__WRITTEN REQUEST__
State how many lines of the entries below hold the word "Saeedeh"; reply with nothing but the number.

+++

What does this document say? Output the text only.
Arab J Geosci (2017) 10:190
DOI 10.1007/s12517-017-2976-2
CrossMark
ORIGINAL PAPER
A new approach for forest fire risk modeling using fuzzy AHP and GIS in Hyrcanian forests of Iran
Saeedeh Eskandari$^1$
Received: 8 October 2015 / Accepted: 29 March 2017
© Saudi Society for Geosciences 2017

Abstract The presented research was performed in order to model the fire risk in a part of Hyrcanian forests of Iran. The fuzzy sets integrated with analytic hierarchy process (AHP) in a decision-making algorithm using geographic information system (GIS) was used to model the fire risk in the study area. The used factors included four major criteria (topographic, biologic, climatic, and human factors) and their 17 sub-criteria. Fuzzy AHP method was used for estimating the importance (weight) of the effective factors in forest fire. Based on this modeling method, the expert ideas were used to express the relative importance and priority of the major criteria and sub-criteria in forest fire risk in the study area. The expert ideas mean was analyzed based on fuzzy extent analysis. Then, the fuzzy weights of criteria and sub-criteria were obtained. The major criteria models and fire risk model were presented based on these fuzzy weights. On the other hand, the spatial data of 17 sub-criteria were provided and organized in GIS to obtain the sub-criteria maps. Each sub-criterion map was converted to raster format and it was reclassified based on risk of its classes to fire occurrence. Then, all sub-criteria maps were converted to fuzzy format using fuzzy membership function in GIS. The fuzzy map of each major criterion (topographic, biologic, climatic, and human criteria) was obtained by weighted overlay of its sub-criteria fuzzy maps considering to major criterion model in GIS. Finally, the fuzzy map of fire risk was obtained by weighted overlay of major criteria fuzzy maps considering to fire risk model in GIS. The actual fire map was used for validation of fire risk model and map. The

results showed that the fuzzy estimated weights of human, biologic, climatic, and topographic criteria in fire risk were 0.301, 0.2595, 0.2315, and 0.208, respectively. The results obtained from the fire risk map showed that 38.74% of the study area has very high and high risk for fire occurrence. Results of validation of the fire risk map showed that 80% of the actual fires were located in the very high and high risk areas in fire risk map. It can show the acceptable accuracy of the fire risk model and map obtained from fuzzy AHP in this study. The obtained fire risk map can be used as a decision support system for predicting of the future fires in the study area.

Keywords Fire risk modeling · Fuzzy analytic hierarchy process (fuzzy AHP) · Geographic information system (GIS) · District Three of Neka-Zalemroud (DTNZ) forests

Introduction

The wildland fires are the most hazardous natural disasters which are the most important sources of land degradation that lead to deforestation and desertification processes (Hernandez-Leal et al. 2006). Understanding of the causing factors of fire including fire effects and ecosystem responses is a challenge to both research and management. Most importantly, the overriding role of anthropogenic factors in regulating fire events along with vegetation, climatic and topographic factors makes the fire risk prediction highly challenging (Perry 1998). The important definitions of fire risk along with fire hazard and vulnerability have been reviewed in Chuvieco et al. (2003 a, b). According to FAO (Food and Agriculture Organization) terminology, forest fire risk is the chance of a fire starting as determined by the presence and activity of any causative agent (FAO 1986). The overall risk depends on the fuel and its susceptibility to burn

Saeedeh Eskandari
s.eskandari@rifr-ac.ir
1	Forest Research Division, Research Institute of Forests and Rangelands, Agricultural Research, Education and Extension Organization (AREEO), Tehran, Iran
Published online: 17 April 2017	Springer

+++

__SOLUTION BELOW__
2